SET TASK>
Produce an exact transcription of the listing below, omitting the pictures.

Saved data entries>
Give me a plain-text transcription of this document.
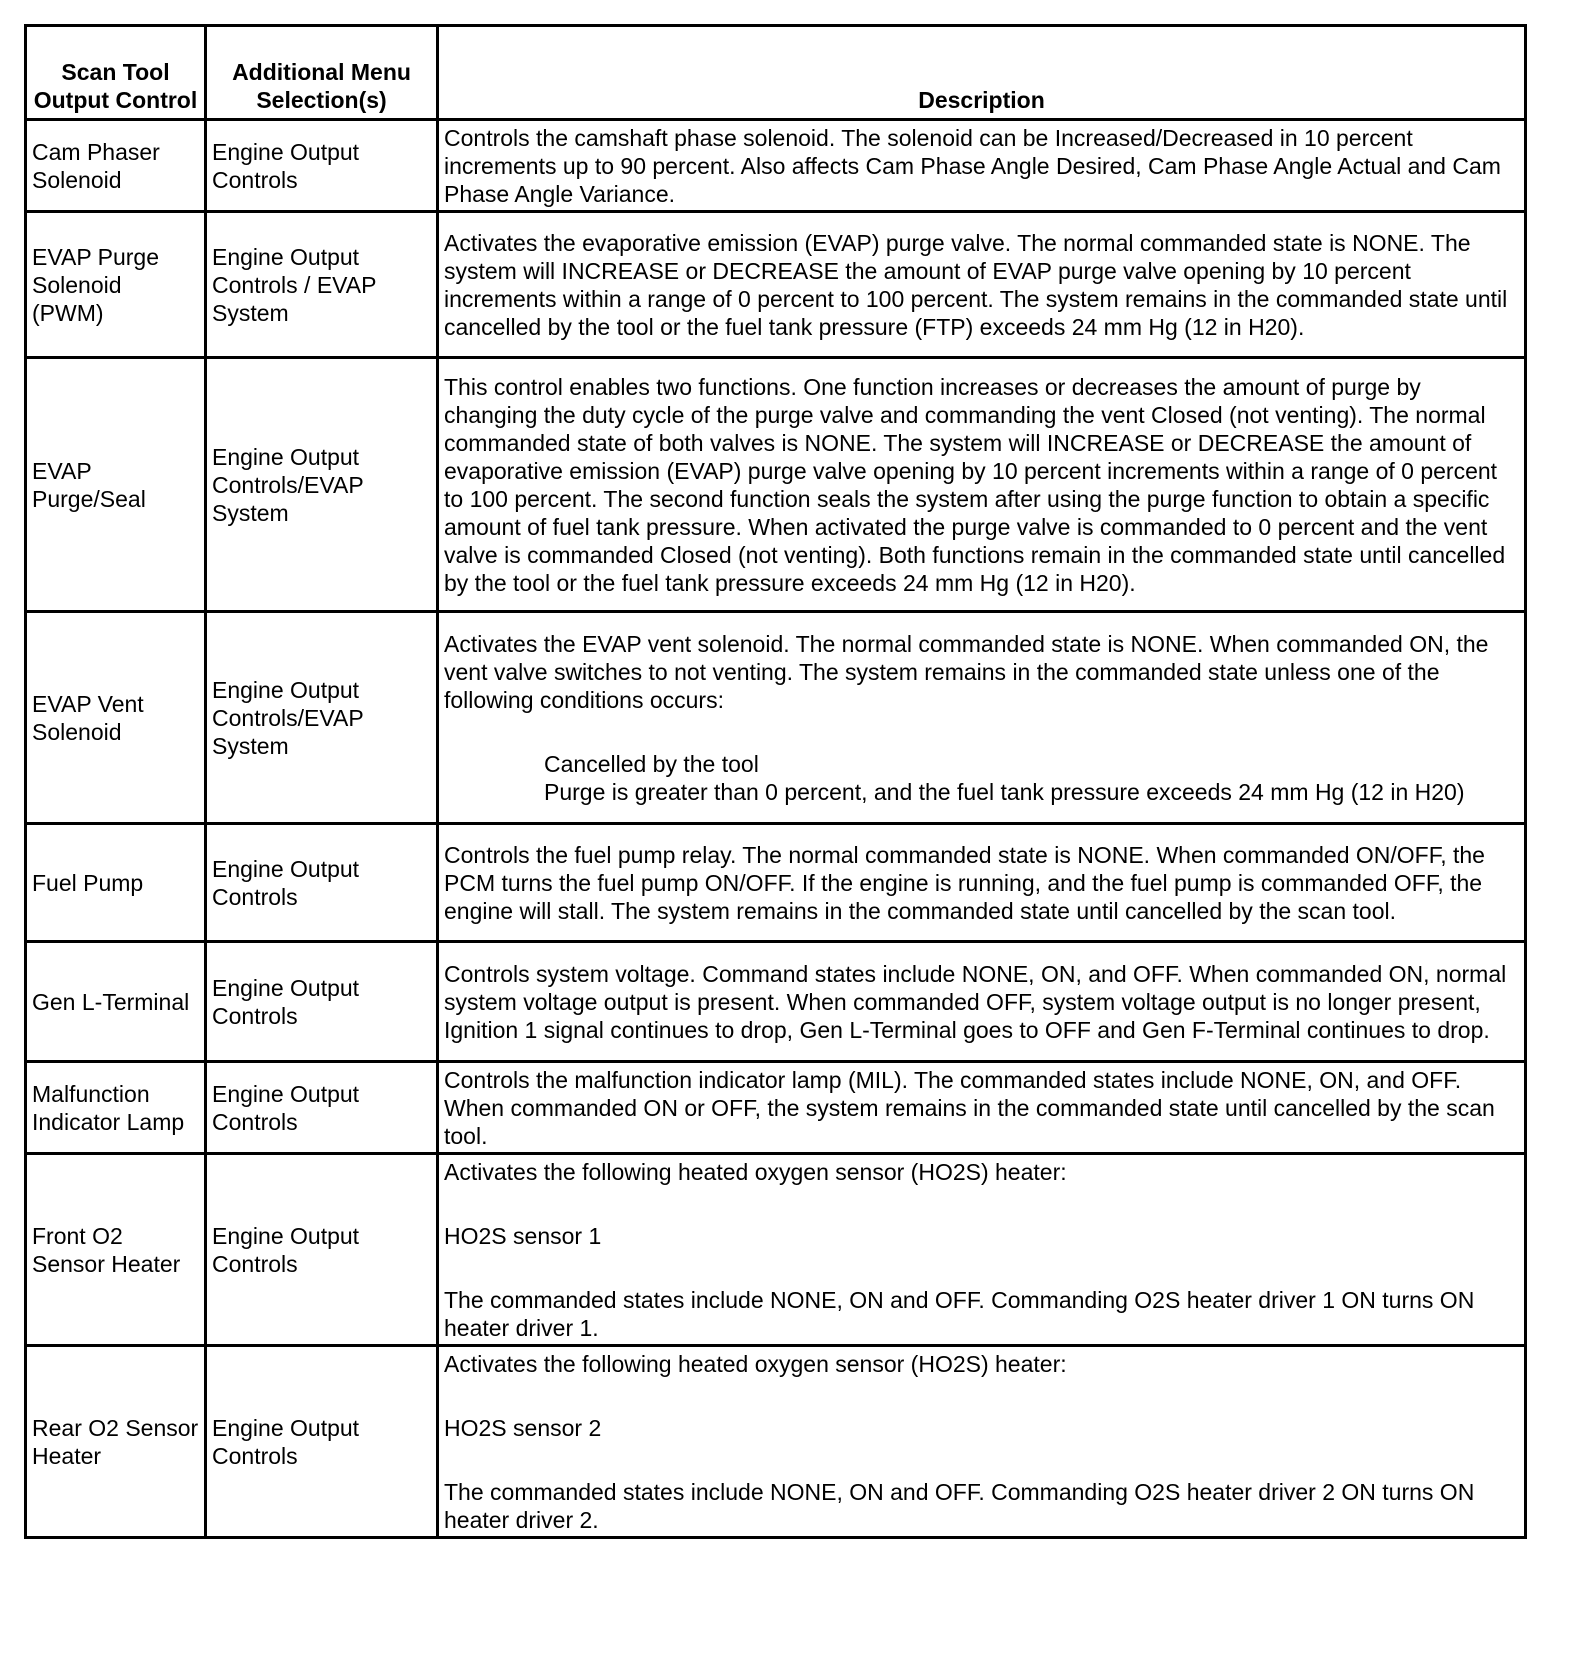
Scan Tool Output Control	Additional Menu Selection(s)	Description
Cam Phaser Solenoid	Engine Output Controls	Controls the camshaft phase solenoid. The solenoid can be Increased/Decreased in 10 percent increments up to 90 percent. Also affects Cam Phase Angle Desired, Cam Phase Angle Actual and Cam Phase Angle Variance.

EVAP Purge Solenoid (PWM)	Engine Output Controls / EVAP System	Activates the evaporative emission (EVAP) purge valve. The normal commanded state is NONE. The system will INCREASE or DECREASE the amount of EVAP purge valve opening by 10 percent increments within a range of 0 percent to 100 percent. The system remains in the commanded state until cancelled by the tool or the fuel tank pressure (FTP) exceeds 24 mm Hg (12 in H20).

EVAP Purge/Seal	Engine Output Controls/EVAP System	This control enables two functions. One function increases or decreases the amount of purge by changing the duty cycle of the purge valve and commanding the vent Closed (not venting). The normal commanded state of both valves is NONE. The system will INCREASE or DECREASE the amount of evaporative emission (EVAP) purge valve opening by 10 percent increments within a range of 0 percent to 100 percent. The second function seals the system after using the purge function to obtain a specific amount of fuel tank pressure. When activated the purge valve is commanded to 0 percent and the vent valve is commanded Closed (not venting). Both functions remain in the commanded state until cancelled by the tool or the fuel tank pressure exceeds 24 mm Hg (12 in H20).

EVAP Vent Solenoid	Engine Output Controls/EVAP System	Activates the EVAP vent solenoid. The normal commanded state is NONE. When commanded ON, the vent valve switches to not venting. The system remains in the commanded state unless one of the following conditions occurs:
Cancelled by the tool
Purge is greater than 0 percent, and the fuel tank pressure exceeds 24 mm Hg (12 in H20)

Fuel Pump	Engine Output Controls	Controls the fuel pump relay. The normal commanded state is NONE. When commanded ON/OFF, the PCM turns the fuel pump ON/OFF. If the engine is running, and the fuel pump is commanded OFF, the engine will stall. The system remains in the commanded state until cancelled by the scan tool.

Gen L-Terminal	Engine Output Controls	Controls system voltage. Command states include NONE, ON, and OFF. When commanded ON, normal system voltage output is present. When commanded OFF, system voltage output is no longer present, Ignition 1 signal continues to drop, Gen L-Terminal goes to OFF and Gen F-Terminal continues to drop.

Malfunction Indicator Lamp	Engine Output Controls	Controls the malfunction indicator lamp (MIL). The commanded states include NONE, ON, and OFF. When commanded ON or OFF, the system remains in the commanded state until cancelled by the scan tool.

Front O2 Sensor Heater	Engine Output Controls	Activates the following heated oxygen sensor (HO2S) heater:
HO2S sensor 1
The commanded states include NONE, ON and OFF. Commanding O2S heater driver 1 ON turns ON heater driver 1.

Rear O2 Sensor Heater	Engine Output Controls	Activates the following heated oxygen sensor (HO2S) heater:
HO2S sensor 2
The commanded states include NONE, ON and OFF. Commanding O2S heater driver 2 ON turns ON heater driver 2.
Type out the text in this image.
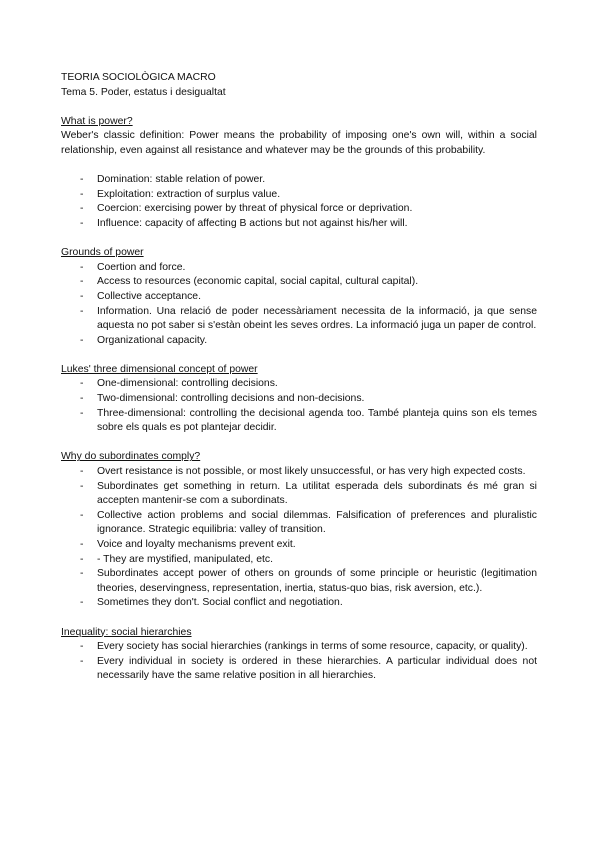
TEORIA SOCIOLÒGICA MACRO

Tema 5. Poder, estatus i desigualtat

What is power?

Weber's classic definition: Power means the probability of imposing one's own will, within a social relationship, even against all resistance and whatever may be the grounds of this probability.

- Domination: stable relation of power.
- Exploitation: extraction of surplus value.
- Coercion: exercising power by threat of physical force or deprivation.
- Influence: capacity of affecting B actions but not against his/her will.

Grounds of power

- Coertion and force.
- Access to resources (economic capital, social capital, cultural capital).
- Collective acceptance.
- Information. Una relació de poder necessàriament necessita de la informació, ja que sense aquesta no pot saber si s'estàn obeint les seves ordres. La informació juga un paper de control.
- Organizational capacity.

Lukes' three dimensional concept of power

- One-dimensional: controlling decisions.
- Two-dimensional: controlling decisions and non-decisions.
- Three-dimensional: controlling the decisional agenda too. També planteja quins son els temes sobre els quals es pot plantejar decidir.

Why do subordinates comply?

- Overt resistance is not possible, or most likely unsuccessful, or has very high expected costs.
- Subordinates get something in return. La utilitat esperada dels subordinats és mé gran si accepten mantenir-se com a subordinats.
- Collective action problems and social dilemmas. Falsification of preferences and pluralistic ignorance. Strategic equilibria: valley of transition.
- Voice and loyalty mechanisms prevent exit.
- - They are mystified, manipulated, etc.
- Subordinates accept power of others on grounds of some principle or heuristic (legitimation theories, deservingness, representation, inertia, status-quo bias, risk aversion, etc.).
- Sometimes they don't. Social conflict and negotiation.

Inequality: social hierarchies

- Every society has social hierarchies (rankings in terms of some resource, capacity, or quality).
- Every individual in society is ordered in these hierarchies. A particular individual does not necessarily have the same relative position in all hierarchies.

RESULT OF THE TASK>
Give me a plain-text transcription of this document.
Scan Tool Output Control	Additional Menu Selection(s)	Description
Cam Phaser Solenoid	Engine Output Controls	Controls the camshaft phase solenoid. The solenoid can be Increased/Decreased in 10 percent increments up to 90 percent. Also affects Cam Phase Angle Desired, Cam Phase Angle Actual and Cam Phase Angle Variance.

EVAP Purge Solenoid (PWM)	Engine Output Controls / EVAP System	Activates the evaporative emission (EVAP) purge valve. The normal commanded state is NONE. The system will INCREASE or DECREASE the amount of EVAP purge valve opening by 10 percent increments within a range of 0 percent to 100 percent. The system remains in the commanded state until cancelled by the tool or the fuel tank pressure (FTP) exceeds 24 mm Hg (12 in H20).

EVAP Purge/Seal	Engine Output Controls/EVAP System	This control enables two functions. One function increases or decreases the amount of purge by changing the duty cycle of the purge valve and commanding the vent Closed (not venting). The normal commanded state of both valves is NONE. The system will INCREASE or DECREASE the amount of evaporative emission (EVAP) purge valve opening by 10 percent increments within a range of 0 percent to 100 percent. The second function seals the system after using the purge function to obtain a specific amount of fuel tank pressure. When activated the purge valve is commanded to 0 percent and the vent valve is commanded Closed (not venting). Both functions remain in the commanded state until cancelled by the tool or the fuel tank pressure exceeds 24 mm Hg (12 in H20).

EVAP Vent Solenoid	Engine Output Controls/EVAP System	Activates the EVAP vent solenoid. The normal commanded state is NONE. When commanded ON, the vent valve switches to not venting. The system remains in the commanded state unless one of the following conditions occurs:
Cancelled by the tool
Purge is greater than 0 percent, and the fuel tank pressure exceeds 24 mm Hg (12 in H20)

Fuel Pump	Engine Output Controls	Controls the fuel pump relay. The normal commanded state is NONE. When commanded ON/OFF, the PCM turns the fuel pump ON/OFF. If the engine is running, and the fuel pump is commanded OFF, the engine will stall. The system remains in the commanded state until cancelled by the scan tool.

Gen L-Terminal	Engine Output Controls	Controls system voltage. Command states include NONE, ON, and OFF. When commanded ON, normal system voltage output is present. When commanded OFF, system voltage output is no longer present, Ignition 1 signal continues to drop, Gen L-Terminal goes to OFF and Gen F-Terminal continues to drop.

Malfunction Indicator Lamp	Engine Output Controls	Controls the malfunction indicator lamp (MIL). The commanded states include NONE, ON, and OFF. When commanded ON or OFF, the system remains in the commanded state until cancelled by the scan tool.

Front O2 Sensor Heater	Engine Output Controls	Activates the following heated oxygen sensor (HO2S) heater:
HO2S sensor 1
The commanded states include NONE, ON and OFF. Commanding O2S heater driver 1 ON turns ON heater driver 1.

Rear O2 Sensor Heater	Engine Output Controls	Activates the following heated oxygen sensor (HO2S) heater:
HO2S sensor 2
The commanded states include NONE, ON and OFF. Commanding O2S heater driver 2 ON turns ON heater driver 2.
Type out the text in this image.
TEORIA SOCIOLÒGICA MACRO

Tema 5. Poder, estatus i desigualtat

What is power?

Weber's classic definition: Power means the probability of imposing one's own will, within a social relationship, even against all resistance and whatever may be the grounds of this probability.

- Domination: stable relation of power.
- Exploitation: extraction of surplus value.
- Coercion: exercising power by threat of physical force or deprivation.
- Influence: capacity of affecting B actions but not against his/her will.

Grounds of power

- Coertion and force.
- Access to resources (economic capital, social capital, cultural capital).
- Collective acceptance.
- Information. Una relació de poder necessàriament necessita de la informació, ja que sense aquesta no pot saber si s'estàn obeint les seves ordres. La informació juga un paper de control.
- Organizational capacity.

Lukes' three dimensional concept of power

- One-dimensional: controlling decisions.
- Two-dimensional: controlling decisions and non-decisions.
- Three-dimensional: controlling the decisional agenda too. També planteja quins son els temes sobre els quals es pot plantejar decidir.

Why do subordinates comply?

- Overt resistance is not possible, or most likely unsuccessful, or has very high expected costs.
- Subordinates get something in return. La utilitat esperada dels subordinats és mé gran si accepten mantenir-se com a subordinats.
- Collective action problems and social dilemmas. Falsification of preferences and pluralistic ignorance. Strategic equilibria: valley of transition.
- Voice and loyalty mechanisms prevent exit.
- - They are mystified, manipulated, etc.
- Subordinates accept power of others on grounds of some principle or heuristic (legitimation theories, deservingness, representation, inertia, status-quo bias, risk aversion, etc.).
- Sometimes they don't. Social conflict and negotiation.

Inequality: social hierarchies

- Every society has social hierarchies (rankings in terms of some resource, capacity, or quality).
- Every individual in society is ordered in these hierarchies. A particular individual does not necessarily have the same relative position in all hierarchies.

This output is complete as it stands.